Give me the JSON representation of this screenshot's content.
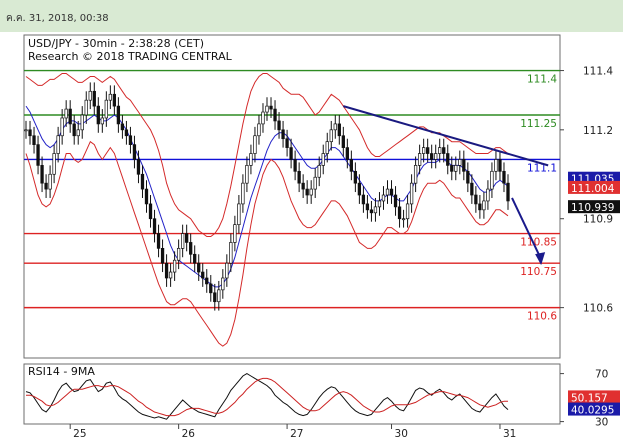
{
  "datestamp": "ค.ค. 31, 2018, 00:38",
  "chart_data": [
    {
      "type": "candlestick",
      "title": "USD/JPY - 30min - 2:38:28 (CET)",
      "subtitle": "Research © 2018 TRADING CENTRAL",
      "ylim": [
        110.43,
        111.52
      ],
      "y_ticks": [
        {
          "value": 111.4,
          "label": "111.4"
        },
        {
          "value": 111.2,
          "label": "111.2"
        },
        {
          "value": 110.9,
          "label": "110.9"
        },
        {
          "value": 110.6,
          "label": "110.6"
        }
      ],
      "x_ticks": [
        {
          "index": 11,
          "label": "25"
        },
        {
          "index": 38,
          "label": "26"
        },
        {
          "index": 65,
          "label": "27"
        },
        {
          "index": 91,
          "label": "30"
        },
        {
          "index": 118,
          "label": "31"
        }
      ],
      "levels": [
        {
          "value": 111.4,
          "label": "111.4",
          "color": "#2e8b22"
        },
        {
          "value": 111.25,
          "label": "111.25",
          "color": "#2e8b22"
        },
        {
          "value": 111.1,
          "label": "111.1",
          "color": "#1010d8"
        },
        {
          "value": 110.85,
          "label": "110.85",
          "color": "#dd2222"
        },
        {
          "value": 110.75,
          "label": "110.75",
          "color": "#dd2222"
        },
        {
          "value": 110.6,
          "label": "110.6",
          "color": "#dd2222"
        }
      ],
      "value_badges": [
        {
          "value": 111.035,
          "label": "111.035",
          "color": "#1a1aa8"
        },
        {
          "value": 111.004,
          "label": "111.004",
          "color": "#e03030"
        },
        {
          "value": 110.939,
          "label": "110.939",
          "color": "#111111"
        }
      ],
      "close": [
        111.2,
        111.18,
        111.15,
        111.08,
        111.02,
        111.0,
        111.05,
        111.12,
        111.18,
        111.24,
        111.27,
        111.22,
        111.18,
        111.2,
        111.25,
        111.3,
        111.33,
        111.28,
        111.22,
        111.24,
        111.3,
        111.32,
        111.28,
        111.22,
        111.2,
        111.18,
        111.15,
        111.1,
        111.05,
        111.0,
        110.95,
        110.9,
        110.85,
        110.8,
        110.75,
        110.7,
        110.72,
        110.76,
        110.8,
        110.85,
        110.82,
        110.78,
        110.75,
        110.72,
        110.7,
        110.68,
        110.65,
        110.62,
        110.66,
        110.7,
        110.75,
        110.82,
        110.88,
        110.95,
        111.02,
        111.08,
        111.12,
        111.18,
        111.22,
        111.26,
        111.28,
        111.27,
        111.23,
        111.2,
        111.17,
        111.14,
        111.1,
        111.06,
        111.02,
        111.0,
        110.98,
        111.0,
        111.04,
        111.08,
        111.12,
        111.16,
        111.2,
        111.22,
        111.18,
        111.14,
        111.1,
        111.06,
        111.02,
        110.98,
        110.95,
        110.93,
        110.92,
        110.94,
        110.96,
        110.98,
        111.0,
        110.98,
        110.94,
        110.9,
        110.9,
        110.95,
        111.02,
        111.08,
        111.12,
        111.14,
        111.12,
        111.1,
        111.12,
        111.14,
        111.12,
        111.08,
        111.06,
        111.08,
        111.1,
        111.06,
        111.02,
        110.98,
        110.95,
        110.93,
        110.96,
        111.0,
        111.06,
        111.1,
        111.06,
        111.02,
        110.96
      ],
      "bollinger_upper": [
        111.38,
        111.37,
        111.36,
        111.35,
        111.35,
        111.36,
        111.37,
        111.37,
        111.38,
        111.39,
        111.39,
        111.38,
        111.37,
        111.36,
        111.36,
        111.37,
        111.38,
        111.38,
        111.37,
        111.36,
        111.37,
        111.38,
        111.37,
        111.35,
        111.33,
        111.31,
        111.3,
        111.28,
        111.26,
        111.24,
        111.22,
        111.2,
        111.17,
        111.13,
        111.08,
        111.02,
        110.98,
        110.95,
        110.93,
        110.92,
        110.91,
        110.9,
        110.88,
        110.86,
        110.85,
        110.84,
        110.84,
        110.85,
        110.87,
        110.9,
        110.95,
        111.01,
        111.08,
        111.15,
        111.22,
        111.28,
        111.33,
        111.36,
        111.38,
        111.39,
        111.39,
        111.38,
        111.37,
        111.36,
        111.34,
        111.33,
        111.32,
        111.32,
        111.32,
        111.31,
        111.29,
        111.27,
        111.25,
        111.26,
        111.28,
        111.3,
        111.32,
        111.31,
        111.3,
        111.28,
        111.26,
        111.24,
        111.22,
        111.2,
        111.17,
        111.14,
        111.12,
        111.11,
        111.11,
        111.12,
        111.13,
        111.14,
        111.15,
        111.16,
        111.17,
        111.18,
        111.19,
        111.2,
        111.21,
        111.21,
        111.2,
        111.19,
        111.19,
        111.19,
        111.18,
        111.17,
        111.16,
        111.16,
        111.16,
        111.15,
        111.14,
        111.13,
        111.12,
        111.12,
        111.12,
        111.12,
        111.13,
        111.14,
        111.14,
        111.13,
        111.12
      ],
      "bollinger_lower": [
        111.12,
        111.08,
        111.03,
        110.98,
        110.95,
        110.94,
        110.95,
        110.98,
        111.02,
        111.07,
        111.12,
        111.12,
        111.1,
        111.09,
        111.1,
        111.13,
        111.16,
        111.15,
        111.12,
        111.1,
        111.12,
        111.14,
        111.12,
        111.08,
        111.04,
        111.0,
        110.96,
        110.92,
        110.88,
        110.84,
        110.8,
        110.76,
        110.72,
        110.68,
        110.65,
        110.62,
        110.61,
        110.61,
        110.62,
        110.63,
        110.63,
        110.62,
        110.6,
        110.58,
        110.56,
        110.54,
        110.52,
        110.5,
        110.48,
        110.47,
        110.48,
        110.51,
        110.56,
        110.63,
        110.71,
        110.8,
        110.88,
        110.95,
        111.0,
        111.05,
        111.08,
        111.1,
        111.09,
        111.07,
        111.04,
        111.0,
        110.96,
        110.93,
        110.9,
        110.88,
        110.87,
        110.87,
        110.88,
        110.9,
        110.92,
        110.94,
        110.96,
        110.96,
        110.95,
        110.93,
        110.91,
        110.88,
        110.85,
        110.82,
        110.81,
        110.8,
        110.8,
        110.81,
        110.83,
        110.85,
        110.87,
        110.87,
        110.86,
        110.85,
        110.85,
        110.86,
        110.89,
        110.93,
        110.97,
        111.0,
        111.02,
        111.02,
        111.02,
        111.03,
        111.02,
        111.0,
        110.98,
        110.97,
        110.97,
        110.95,
        110.93,
        110.91,
        110.89,
        110.88,
        110.88,
        110.89,
        110.91,
        110.93,
        110.93,
        110.92,
        110.91
      ],
      "moving_average": [
        111.28,
        111.26,
        111.23,
        111.2,
        111.17,
        111.15,
        111.14,
        111.15,
        111.17,
        111.2,
        111.22,
        111.23,
        111.23,
        111.22,
        111.22,
        111.23,
        111.24,
        111.25,
        111.24,
        111.23,
        111.23,
        111.24,
        111.25,
        111.24,
        111.22,
        111.2,
        111.17,
        111.14,
        111.11,
        111.08,
        111.05,
        111.01,
        110.97,
        110.93,
        110.89,
        110.85,
        110.81,
        110.78,
        110.76,
        110.75,
        110.74,
        110.73,
        110.72,
        110.71,
        110.7,
        110.69,
        110.68,
        110.67,
        110.67,
        110.68,
        110.7,
        110.73,
        110.77,
        110.82,
        110.87,
        110.92,
        110.97,
        111.01,
        111.05,
        111.09,
        111.13,
        111.16,
        111.18,
        111.19,
        111.19,
        111.18,
        111.16,
        111.14,
        111.12,
        111.1,
        111.08,
        111.07,
        111.07,
        111.08,
        111.1,
        111.12,
        111.14,
        111.14,
        111.13,
        111.11,
        111.09,
        111.07,
        111.05,
        111.03,
        111.01,
        110.99,
        110.97,
        110.96,
        110.96,
        110.97,
        110.98,
        110.98,
        110.97,
        110.96,
        110.96,
        110.98,
        111.0,
        111.03,
        111.06,
        111.08,
        111.09,
        111.09,
        111.09,
        111.1,
        111.1,
        111.09,
        111.08,
        111.08,
        111.08,
        111.07,
        111.06,
        111.04,
        111.02,
        111.0,
        110.99,
        110.99,
        111.0,
        111.02,
        111.03,
        111.02,
        111.01
      ],
      "trendline": [
        {
          "index": 79,
          "value": 111.28
        },
        {
          "index": 130,
          "value": 111.08
        }
      ],
      "forecast_arrow": [
        {
          "index": 121,
          "value": 110.97
        },
        {
          "index": 128,
          "value": 110.75
        }
      ]
    },
    {
      "type": "line",
      "title": "RSI14 - 9MA",
      "ylim": [
        28,
        78
      ],
      "y_ticks": [
        {
          "value": 70,
          "label": "70"
        },
        {
          "value": 30,
          "label": "30"
        }
      ],
      "value_badges": [
        {
          "value": 50.157,
          "label": "50.157",
          "color": "#e03030"
        },
        {
          "value": 40.0295,
          "label": "40.0295",
          "color": "#1a1aa8"
        }
      ],
      "series": [
        {
          "color": "#111111",
          "values": [
            55,
            54,
            50,
            45,
            40,
            38,
            42,
            48,
            55,
            60,
            62,
            58,
            55,
            56,
            60,
            64,
            65,
            60,
            55,
            57,
            62,
            63,
            58,
            52,
            49,
            47,
            44,
            41,
            38,
            36,
            35,
            34,
            33,
            34,
            33,
            32,
            36,
            40,
            44,
            48,
            45,
            42,
            40,
            38,
            37,
            36,
            35,
            34,
            40,
            45,
            50,
            56,
            60,
            64,
            68,
            70,
            68,
            66,
            64,
            62,
            60,
            57,
            52,
            49,
            46,
            44,
            41,
            38,
            36,
            35,
            36,
            40,
            45,
            50,
            54,
            57,
            59,
            58,
            54,
            50,
            46,
            42,
            39,
            37,
            36,
            35,
            36,
            40,
            44,
            48,
            50,
            47,
            43,
            40,
            39,
            44,
            50,
            56,
            58,
            57,
            54,
            52,
            55,
            57,
            54,
            50,
            48,
            51,
            53,
            49,
            45,
            41,
            39,
            38,
            42,
            46,
            50,
            53,
            48,
            43,
            40
          ]
        },
        {
          "color": "#cc2222",
          "values": [
            52,
            52,
            51,
            49,
            47,
            44,
            43,
            44,
            46,
            49,
            52,
            55,
            57,
            57,
            57,
            58,
            59,
            60,
            60,
            59,
            59,
            60,
            60,
            59,
            57,
            55,
            53,
            50,
            47,
            45,
            42,
            40,
            38,
            37,
            36,
            35,
            35,
            35,
            36,
            38,
            40,
            41,
            41,
            41,
            40,
            39,
            38,
            37,
            37,
            38,
            40,
            43,
            46,
            50,
            53,
            57,
            60,
            63,
            65,
            66,
            66,
            65,
            63,
            60,
            57,
            54,
            51,
            48,
            45,
            42,
            40,
            39,
            39,
            40,
            43,
            46,
            49,
            52,
            54,
            55,
            54,
            52,
            49,
            46,
            43,
            41,
            39,
            38,
            38,
            39,
            41,
            43,
            44,
            44,
            44,
            44,
            45,
            46,
            48,
            50,
            52,
            53,
            54,
            55,
            55,
            54,
            53,
            52,
            52,
            51,
            50,
            48,
            46,
            44,
            43,
            42,
            43,
            44,
            46,
            47,
            47
          ]
        }
      ]
    }
  ]
}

**EXERCISE DIRECTIONS:**
Give only the count of lines in which the string "index" appears.

**FULL RESPONSE:**
9